----- Provided material

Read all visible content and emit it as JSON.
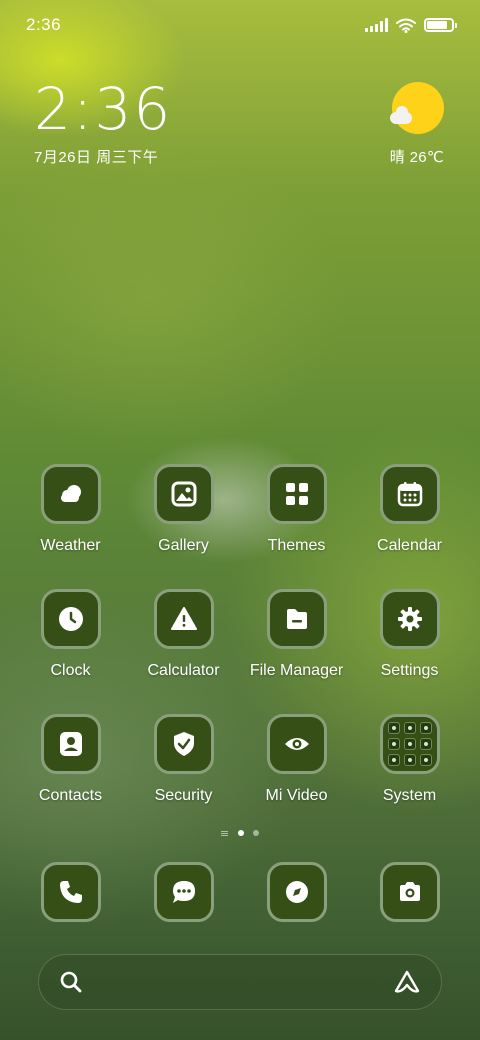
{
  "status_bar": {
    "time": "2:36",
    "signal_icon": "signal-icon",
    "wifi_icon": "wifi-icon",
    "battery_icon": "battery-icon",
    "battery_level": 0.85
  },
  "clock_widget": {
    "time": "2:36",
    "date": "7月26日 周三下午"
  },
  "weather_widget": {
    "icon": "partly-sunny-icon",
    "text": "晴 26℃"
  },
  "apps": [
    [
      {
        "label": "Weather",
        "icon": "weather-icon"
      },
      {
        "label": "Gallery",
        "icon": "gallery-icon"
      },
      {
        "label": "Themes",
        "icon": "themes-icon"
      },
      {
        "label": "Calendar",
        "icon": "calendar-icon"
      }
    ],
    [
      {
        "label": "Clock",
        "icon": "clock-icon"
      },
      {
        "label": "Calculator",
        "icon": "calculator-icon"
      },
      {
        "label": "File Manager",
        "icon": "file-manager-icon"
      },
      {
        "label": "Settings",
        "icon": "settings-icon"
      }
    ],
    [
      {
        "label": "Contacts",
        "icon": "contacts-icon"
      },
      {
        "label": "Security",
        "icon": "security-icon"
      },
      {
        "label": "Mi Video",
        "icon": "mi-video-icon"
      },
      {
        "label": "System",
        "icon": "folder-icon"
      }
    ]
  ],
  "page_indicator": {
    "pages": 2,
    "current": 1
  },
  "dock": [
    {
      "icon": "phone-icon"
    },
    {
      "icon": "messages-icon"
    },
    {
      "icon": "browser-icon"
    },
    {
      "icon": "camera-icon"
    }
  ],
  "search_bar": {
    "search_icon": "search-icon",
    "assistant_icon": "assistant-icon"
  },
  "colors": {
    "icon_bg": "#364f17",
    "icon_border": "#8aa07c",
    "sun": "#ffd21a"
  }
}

----------

All of the material above should be reproduced exactly, except the pictures.

Read all visible content and emit it as JSON.
{
  "status_bar": {
    "time": "2:36",
    "signal_icon": "signal-icon",
    "wifi_icon": "wifi-icon",
    "battery_icon": "battery-icon",
    "battery_level": 0.85
  },
  "clock_widget": {
    "time": "2:36",
    "date": "7月26日 周三下午"
  },
  "weather_widget": {
    "icon": "partly-sunny-icon",
    "text": "晴 26℃"
  },
  "apps": [
    [
      {
        "label": "Weather",
        "icon": "weather-icon"
      },
      {
        "label": "Gallery",
        "icon": "gallery-icon"
      },
      {
        "label": "Themes",
        "icon": "themes-icon"
      },
      {
        "label": "Calendar",
        "icon": "calendar-icon"
      }
    ],
    [
      {
        "label": "Clock",
        "icon": "clock-icon"
      },
      {
        "label": "Calculator",
        "icon": "calculator-icon"
      },
      {
        "label": "File Manager",
        "icon": "file-manager-icon"
      },
      {
        "label": "Settings",
        "icon": "settings-icon"
      }
    ],
    [
      {
        "label": "Contacts",
        "icon": "contacts-icon"
      },
      {
        "label": "Security",
        "icon": "security-icon"
      },
      {
        "label": "Mi Video",
        "icon": "mi-video-icon"
      },
      {
        "label": "System",
        "icon": "folder-icon"
      }
    ]
  ],
  "page_indicator": {
    "pages": 2,
    "current": 1
  },
  "dock": [
    {
      "icon": "phone-icon"
    },
    {
      "icon": "messages-icon"
    },
    {
      "icon": "browser-icon"
    },
    {
      "icon": "camera-icon"
    }
  ],
  "search_bar": {
    "search_icon": "search-icon",
    "assistant_icon": "assistant-icon"
  },
  "colors": {
    "icon_bg": "#364f17",
    "icon_border": "#8aa07c",
    "sun": "#ffd21a"
  }
}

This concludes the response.